Please copy everything from the line containing "legend-marker-original: [572, 54, 578, 60]" down to the line containing "data-point-svg: [536, 426, 543, 433]", with both of those lines included.
=======
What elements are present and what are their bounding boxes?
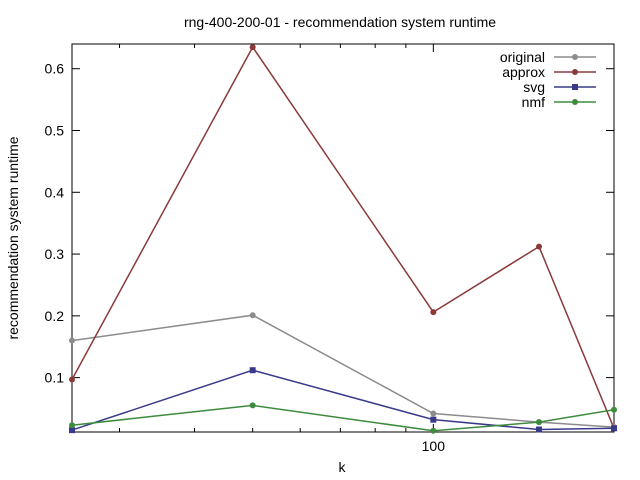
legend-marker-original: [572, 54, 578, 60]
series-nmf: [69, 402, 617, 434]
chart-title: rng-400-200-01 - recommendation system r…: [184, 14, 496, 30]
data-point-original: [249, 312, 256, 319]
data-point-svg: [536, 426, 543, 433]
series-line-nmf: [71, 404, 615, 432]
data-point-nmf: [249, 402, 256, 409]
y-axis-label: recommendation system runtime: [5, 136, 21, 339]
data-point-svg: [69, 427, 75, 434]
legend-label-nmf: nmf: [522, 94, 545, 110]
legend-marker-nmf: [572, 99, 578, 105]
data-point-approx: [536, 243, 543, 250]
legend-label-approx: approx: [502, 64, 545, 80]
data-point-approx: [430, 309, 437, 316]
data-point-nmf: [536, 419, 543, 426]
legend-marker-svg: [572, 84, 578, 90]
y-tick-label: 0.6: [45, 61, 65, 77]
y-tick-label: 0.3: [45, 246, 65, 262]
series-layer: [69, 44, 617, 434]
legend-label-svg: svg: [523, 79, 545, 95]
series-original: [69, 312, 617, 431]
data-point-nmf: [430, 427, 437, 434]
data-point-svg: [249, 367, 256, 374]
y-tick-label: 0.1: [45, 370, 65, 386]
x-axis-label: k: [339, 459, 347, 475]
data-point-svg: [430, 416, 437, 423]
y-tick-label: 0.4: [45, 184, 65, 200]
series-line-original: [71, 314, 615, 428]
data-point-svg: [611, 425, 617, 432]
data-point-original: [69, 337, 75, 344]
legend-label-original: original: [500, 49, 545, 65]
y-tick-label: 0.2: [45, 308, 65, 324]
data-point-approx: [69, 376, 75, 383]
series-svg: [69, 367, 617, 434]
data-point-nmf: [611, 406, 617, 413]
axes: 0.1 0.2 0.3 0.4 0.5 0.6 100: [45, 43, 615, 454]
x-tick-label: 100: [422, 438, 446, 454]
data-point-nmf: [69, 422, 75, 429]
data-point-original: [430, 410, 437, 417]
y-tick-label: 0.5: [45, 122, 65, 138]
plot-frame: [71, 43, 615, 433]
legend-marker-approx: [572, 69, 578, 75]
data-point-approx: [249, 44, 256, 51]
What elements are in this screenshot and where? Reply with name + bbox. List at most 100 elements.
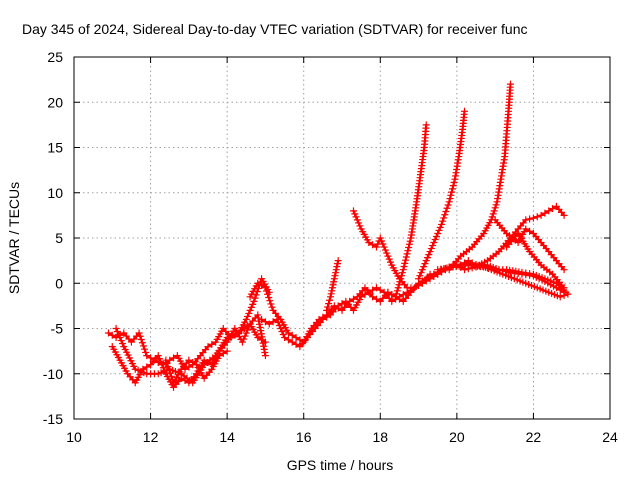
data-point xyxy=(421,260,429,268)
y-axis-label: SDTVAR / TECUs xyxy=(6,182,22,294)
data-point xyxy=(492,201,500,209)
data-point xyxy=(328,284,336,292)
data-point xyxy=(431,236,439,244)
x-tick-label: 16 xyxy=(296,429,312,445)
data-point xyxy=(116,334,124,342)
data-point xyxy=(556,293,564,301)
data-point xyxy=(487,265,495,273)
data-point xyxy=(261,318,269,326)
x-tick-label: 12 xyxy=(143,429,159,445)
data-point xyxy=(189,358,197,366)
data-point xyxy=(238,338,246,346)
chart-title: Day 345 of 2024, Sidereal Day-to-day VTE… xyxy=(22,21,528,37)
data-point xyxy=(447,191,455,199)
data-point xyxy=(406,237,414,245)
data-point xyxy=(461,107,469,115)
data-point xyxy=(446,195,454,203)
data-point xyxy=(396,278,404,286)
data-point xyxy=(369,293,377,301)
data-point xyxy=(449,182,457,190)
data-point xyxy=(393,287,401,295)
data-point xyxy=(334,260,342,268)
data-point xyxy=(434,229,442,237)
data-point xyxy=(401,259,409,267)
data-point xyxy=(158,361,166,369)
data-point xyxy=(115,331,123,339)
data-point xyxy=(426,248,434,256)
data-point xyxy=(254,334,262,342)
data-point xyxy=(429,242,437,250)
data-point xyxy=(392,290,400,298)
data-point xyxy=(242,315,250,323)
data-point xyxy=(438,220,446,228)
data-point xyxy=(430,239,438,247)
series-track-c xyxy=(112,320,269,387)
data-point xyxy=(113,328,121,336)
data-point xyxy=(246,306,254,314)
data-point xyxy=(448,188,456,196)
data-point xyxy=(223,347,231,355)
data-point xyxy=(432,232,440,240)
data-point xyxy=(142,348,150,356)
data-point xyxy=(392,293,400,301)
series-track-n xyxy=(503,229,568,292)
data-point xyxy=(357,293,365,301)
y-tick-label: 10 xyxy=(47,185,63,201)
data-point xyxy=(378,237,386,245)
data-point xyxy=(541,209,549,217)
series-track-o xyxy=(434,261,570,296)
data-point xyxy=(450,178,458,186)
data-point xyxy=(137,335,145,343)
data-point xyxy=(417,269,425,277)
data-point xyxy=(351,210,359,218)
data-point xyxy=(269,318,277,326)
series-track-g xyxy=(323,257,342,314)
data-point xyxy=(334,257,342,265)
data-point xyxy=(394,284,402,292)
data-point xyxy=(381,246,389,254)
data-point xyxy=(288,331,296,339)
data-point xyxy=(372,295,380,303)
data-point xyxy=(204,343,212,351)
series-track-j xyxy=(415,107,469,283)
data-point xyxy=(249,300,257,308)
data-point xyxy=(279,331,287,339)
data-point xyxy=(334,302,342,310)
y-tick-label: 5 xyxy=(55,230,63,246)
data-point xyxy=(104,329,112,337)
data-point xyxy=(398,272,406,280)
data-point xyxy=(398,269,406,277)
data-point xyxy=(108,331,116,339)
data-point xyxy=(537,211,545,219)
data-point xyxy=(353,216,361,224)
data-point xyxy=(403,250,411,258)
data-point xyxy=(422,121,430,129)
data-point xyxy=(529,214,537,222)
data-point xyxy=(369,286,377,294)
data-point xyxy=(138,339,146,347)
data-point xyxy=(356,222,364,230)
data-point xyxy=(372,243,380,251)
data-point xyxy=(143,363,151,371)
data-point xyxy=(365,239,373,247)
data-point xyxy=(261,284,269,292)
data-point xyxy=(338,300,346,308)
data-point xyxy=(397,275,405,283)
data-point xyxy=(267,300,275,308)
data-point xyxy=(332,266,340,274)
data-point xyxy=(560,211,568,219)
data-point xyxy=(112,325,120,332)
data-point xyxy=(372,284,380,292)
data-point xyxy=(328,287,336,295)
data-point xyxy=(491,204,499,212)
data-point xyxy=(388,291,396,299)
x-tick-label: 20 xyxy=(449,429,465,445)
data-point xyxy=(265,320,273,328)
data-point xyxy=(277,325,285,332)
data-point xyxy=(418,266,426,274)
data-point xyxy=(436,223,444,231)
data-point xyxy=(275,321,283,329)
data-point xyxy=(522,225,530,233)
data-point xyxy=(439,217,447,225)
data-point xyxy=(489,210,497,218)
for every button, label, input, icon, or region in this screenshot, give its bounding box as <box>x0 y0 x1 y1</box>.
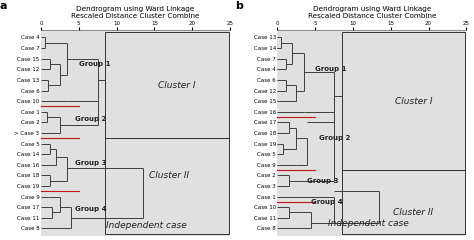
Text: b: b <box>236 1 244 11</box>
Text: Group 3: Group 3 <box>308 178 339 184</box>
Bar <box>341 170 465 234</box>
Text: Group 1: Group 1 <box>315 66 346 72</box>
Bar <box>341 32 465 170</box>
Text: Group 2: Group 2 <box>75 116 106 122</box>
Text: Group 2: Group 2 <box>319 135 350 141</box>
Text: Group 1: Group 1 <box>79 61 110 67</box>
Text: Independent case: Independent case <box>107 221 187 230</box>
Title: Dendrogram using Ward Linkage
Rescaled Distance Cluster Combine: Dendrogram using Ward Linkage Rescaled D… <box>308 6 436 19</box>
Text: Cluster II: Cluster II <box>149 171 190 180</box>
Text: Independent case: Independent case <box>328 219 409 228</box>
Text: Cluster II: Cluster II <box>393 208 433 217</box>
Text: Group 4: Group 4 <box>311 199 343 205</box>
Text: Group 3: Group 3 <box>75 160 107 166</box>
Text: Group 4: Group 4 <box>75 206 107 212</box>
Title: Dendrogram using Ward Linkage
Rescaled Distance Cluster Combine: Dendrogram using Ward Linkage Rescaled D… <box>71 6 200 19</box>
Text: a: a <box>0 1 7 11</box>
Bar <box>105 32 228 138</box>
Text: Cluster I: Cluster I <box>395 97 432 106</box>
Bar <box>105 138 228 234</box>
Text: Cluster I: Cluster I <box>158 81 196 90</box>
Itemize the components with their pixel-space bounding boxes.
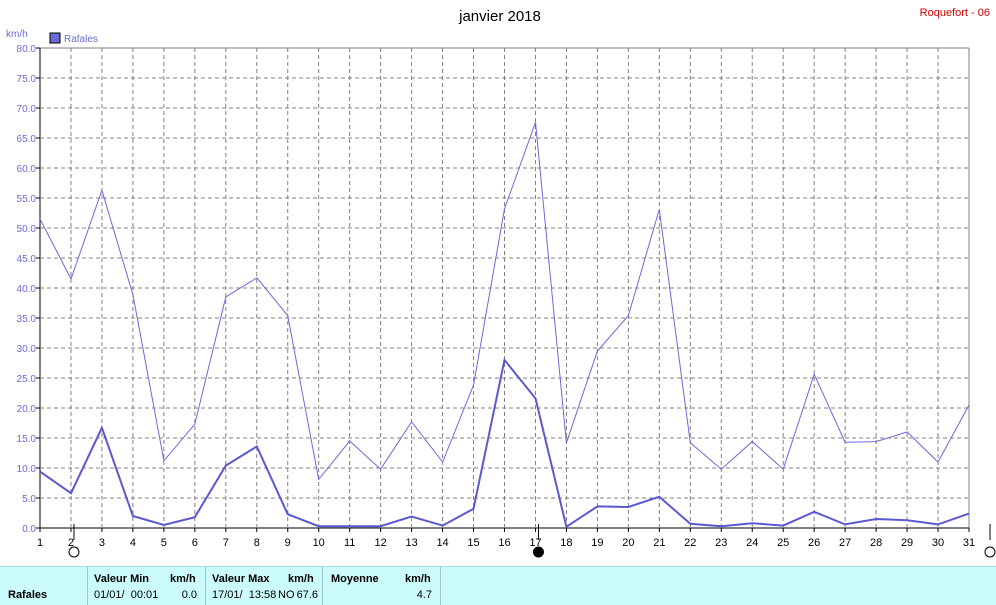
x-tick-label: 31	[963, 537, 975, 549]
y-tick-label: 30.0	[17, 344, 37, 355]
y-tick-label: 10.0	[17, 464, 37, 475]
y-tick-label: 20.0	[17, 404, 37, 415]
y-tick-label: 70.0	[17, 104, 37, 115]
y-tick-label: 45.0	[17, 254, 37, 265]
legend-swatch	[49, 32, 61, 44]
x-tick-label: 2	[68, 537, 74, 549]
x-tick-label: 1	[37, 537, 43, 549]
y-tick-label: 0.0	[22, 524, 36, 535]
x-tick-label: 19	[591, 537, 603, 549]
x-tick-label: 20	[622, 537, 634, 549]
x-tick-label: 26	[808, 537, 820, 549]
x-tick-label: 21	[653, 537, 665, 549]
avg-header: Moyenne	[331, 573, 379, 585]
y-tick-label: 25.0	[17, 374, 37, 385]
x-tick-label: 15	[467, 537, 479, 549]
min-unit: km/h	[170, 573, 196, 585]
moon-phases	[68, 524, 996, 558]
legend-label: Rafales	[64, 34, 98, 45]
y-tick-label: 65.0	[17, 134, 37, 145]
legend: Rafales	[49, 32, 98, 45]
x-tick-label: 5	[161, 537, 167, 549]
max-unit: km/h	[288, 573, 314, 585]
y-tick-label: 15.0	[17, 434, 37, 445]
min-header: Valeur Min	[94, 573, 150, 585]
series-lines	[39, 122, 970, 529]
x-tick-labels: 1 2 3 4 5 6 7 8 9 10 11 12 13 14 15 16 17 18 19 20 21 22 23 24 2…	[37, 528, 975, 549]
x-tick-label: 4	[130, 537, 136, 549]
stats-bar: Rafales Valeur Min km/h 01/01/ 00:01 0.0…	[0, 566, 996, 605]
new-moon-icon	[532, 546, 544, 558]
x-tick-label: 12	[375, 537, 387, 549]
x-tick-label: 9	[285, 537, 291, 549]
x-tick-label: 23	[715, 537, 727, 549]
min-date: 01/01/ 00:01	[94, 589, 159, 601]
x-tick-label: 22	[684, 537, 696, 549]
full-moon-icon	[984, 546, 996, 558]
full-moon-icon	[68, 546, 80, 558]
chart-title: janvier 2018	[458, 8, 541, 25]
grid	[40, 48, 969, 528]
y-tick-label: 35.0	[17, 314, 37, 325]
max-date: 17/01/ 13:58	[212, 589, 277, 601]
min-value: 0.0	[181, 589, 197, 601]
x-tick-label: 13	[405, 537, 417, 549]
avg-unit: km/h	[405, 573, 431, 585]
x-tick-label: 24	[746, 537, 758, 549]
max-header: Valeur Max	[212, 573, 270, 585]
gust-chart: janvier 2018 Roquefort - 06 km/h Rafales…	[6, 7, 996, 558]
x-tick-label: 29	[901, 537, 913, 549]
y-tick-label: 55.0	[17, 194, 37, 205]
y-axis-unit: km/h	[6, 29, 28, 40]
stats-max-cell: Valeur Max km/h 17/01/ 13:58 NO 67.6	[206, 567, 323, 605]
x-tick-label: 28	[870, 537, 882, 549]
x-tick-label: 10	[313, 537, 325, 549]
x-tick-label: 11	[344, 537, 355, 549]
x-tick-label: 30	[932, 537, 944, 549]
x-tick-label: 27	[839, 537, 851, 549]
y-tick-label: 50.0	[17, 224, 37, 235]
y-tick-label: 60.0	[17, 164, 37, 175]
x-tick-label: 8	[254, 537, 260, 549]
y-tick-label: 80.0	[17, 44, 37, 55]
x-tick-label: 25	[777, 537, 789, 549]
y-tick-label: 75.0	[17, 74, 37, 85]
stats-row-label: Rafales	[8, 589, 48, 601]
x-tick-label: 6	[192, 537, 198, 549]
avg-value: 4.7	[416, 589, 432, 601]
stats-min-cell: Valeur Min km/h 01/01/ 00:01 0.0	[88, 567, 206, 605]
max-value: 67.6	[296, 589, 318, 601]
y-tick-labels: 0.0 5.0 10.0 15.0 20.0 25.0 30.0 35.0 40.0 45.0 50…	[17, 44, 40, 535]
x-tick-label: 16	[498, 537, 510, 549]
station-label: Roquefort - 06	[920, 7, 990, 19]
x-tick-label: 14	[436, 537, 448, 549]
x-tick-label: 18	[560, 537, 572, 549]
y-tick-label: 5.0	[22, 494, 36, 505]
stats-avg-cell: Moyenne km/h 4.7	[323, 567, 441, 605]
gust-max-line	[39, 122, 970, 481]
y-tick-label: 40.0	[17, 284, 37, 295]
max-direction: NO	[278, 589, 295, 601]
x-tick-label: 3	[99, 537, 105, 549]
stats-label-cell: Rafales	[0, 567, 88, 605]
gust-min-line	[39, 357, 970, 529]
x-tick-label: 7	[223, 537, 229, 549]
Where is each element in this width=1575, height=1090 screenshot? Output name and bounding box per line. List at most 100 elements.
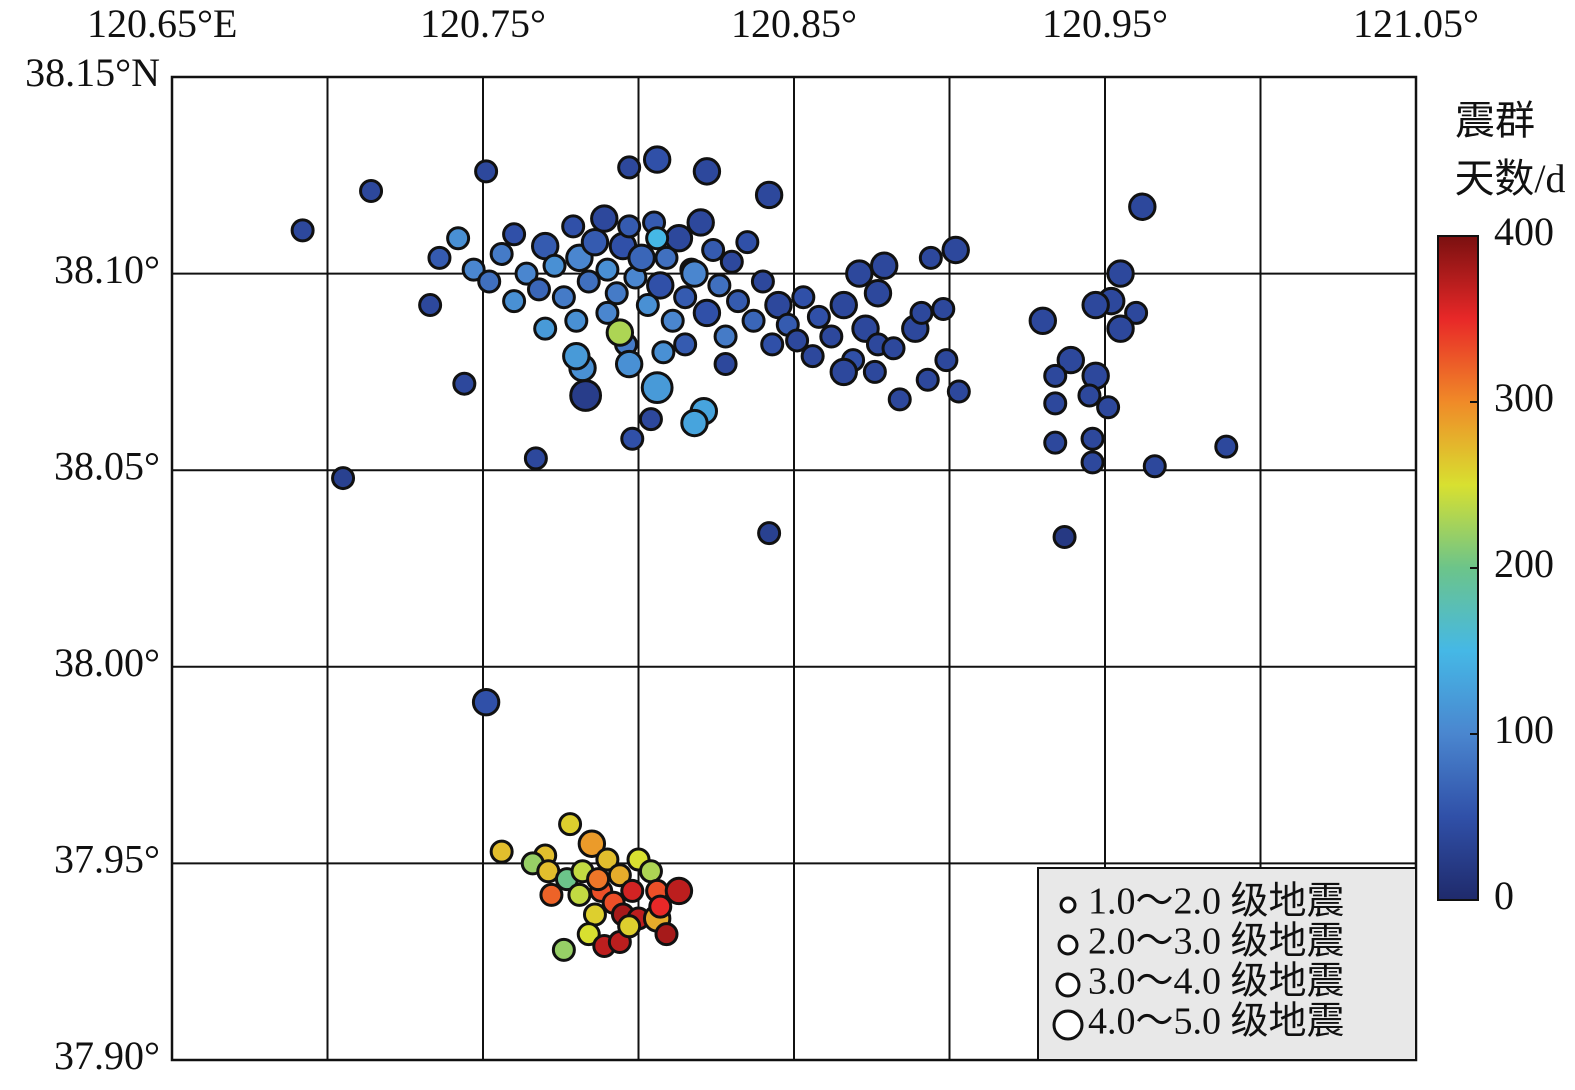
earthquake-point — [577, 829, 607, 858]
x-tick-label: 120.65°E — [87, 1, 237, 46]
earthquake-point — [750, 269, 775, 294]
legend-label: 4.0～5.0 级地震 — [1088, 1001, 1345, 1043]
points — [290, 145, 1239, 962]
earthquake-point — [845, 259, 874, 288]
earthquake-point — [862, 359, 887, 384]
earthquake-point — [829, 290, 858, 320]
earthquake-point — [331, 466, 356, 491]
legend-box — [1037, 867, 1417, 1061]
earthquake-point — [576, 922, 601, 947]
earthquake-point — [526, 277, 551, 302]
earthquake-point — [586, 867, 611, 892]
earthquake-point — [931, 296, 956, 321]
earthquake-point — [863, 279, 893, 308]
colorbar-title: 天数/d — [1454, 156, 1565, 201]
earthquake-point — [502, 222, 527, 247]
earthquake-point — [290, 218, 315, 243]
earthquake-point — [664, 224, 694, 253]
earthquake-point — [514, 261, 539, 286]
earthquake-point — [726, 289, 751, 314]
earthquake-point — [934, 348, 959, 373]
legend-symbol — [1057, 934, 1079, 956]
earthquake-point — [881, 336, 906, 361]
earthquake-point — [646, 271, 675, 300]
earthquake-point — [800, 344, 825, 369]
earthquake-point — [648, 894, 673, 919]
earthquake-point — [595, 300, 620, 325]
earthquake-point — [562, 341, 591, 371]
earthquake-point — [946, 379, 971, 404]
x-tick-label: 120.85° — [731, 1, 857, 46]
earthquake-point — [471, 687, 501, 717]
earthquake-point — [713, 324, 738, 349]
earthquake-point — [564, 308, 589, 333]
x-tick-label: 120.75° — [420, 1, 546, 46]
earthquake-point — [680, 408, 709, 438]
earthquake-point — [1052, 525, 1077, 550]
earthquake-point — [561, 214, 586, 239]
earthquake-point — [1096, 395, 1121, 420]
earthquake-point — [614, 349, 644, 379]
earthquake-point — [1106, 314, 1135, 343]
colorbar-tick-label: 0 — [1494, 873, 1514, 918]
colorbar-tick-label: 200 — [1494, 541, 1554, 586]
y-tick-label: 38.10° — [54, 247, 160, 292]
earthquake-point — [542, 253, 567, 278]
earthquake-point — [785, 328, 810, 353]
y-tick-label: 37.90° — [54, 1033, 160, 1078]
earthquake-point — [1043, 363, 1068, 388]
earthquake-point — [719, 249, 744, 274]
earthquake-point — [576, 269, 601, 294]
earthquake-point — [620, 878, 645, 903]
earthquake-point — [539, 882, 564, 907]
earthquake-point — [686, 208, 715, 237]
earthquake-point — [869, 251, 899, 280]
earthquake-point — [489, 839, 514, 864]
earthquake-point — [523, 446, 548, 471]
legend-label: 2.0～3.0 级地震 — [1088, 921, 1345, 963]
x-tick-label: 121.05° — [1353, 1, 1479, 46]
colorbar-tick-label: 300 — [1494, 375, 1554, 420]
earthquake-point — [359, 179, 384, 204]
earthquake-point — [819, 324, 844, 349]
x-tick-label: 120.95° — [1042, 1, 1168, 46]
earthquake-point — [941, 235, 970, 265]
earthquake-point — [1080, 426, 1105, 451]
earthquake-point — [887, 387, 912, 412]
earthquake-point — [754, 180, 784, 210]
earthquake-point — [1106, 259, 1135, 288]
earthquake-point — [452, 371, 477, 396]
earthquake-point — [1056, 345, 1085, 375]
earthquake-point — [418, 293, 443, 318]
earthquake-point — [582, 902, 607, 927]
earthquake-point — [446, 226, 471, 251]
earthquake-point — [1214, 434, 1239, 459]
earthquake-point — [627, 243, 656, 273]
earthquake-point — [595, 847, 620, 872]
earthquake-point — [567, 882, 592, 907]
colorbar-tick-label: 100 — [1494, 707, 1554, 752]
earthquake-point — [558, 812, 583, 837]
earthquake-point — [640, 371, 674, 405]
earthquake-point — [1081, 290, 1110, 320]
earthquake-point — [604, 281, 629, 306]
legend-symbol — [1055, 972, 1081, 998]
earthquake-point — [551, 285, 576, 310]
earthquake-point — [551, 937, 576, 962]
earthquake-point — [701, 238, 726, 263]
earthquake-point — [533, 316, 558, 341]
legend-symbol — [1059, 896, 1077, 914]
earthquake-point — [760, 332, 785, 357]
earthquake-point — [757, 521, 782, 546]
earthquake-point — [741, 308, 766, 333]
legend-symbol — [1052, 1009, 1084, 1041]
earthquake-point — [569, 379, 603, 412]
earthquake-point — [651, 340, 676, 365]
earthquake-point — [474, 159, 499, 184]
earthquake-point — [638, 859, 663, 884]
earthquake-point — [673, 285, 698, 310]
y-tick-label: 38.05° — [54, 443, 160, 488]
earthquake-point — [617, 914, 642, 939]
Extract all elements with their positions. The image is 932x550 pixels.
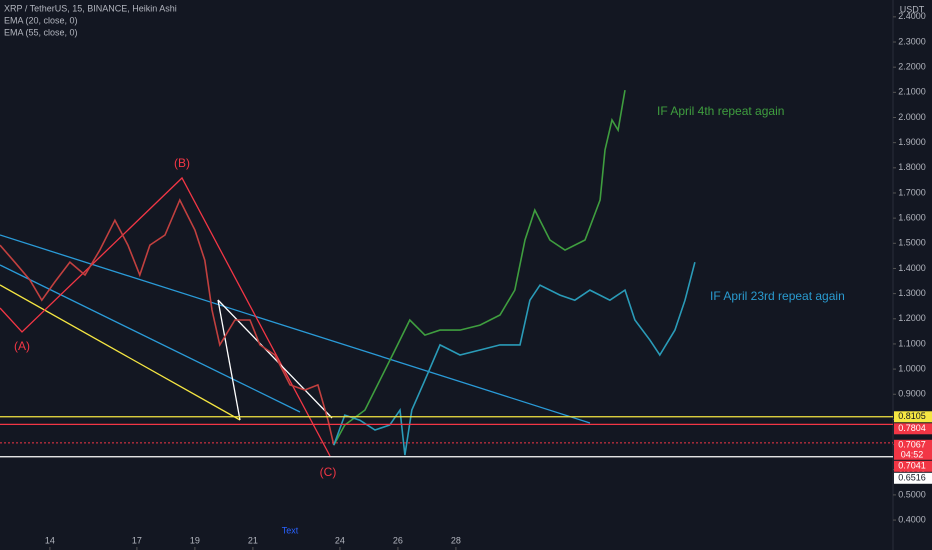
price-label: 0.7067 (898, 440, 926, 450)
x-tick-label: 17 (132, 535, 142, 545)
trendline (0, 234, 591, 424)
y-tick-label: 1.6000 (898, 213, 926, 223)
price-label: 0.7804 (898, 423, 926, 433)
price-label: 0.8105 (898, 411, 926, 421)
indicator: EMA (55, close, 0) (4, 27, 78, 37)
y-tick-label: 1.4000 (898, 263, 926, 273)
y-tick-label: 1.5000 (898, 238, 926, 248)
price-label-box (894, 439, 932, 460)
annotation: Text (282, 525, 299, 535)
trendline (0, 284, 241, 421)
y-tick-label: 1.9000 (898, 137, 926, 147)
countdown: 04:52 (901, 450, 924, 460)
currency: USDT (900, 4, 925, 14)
=======
◆ **Response to the task**:
legend-marker-original: [572, 54, 578, 60]
series-nmf: [69, 402, 617, 434]
chart-title: rng-400-200-01 - recommendation system r…: [184, 14, 496, 30]
data-point-original: [249, 312, 256, 319]
data-point-svg: [536, 426, 543, 433]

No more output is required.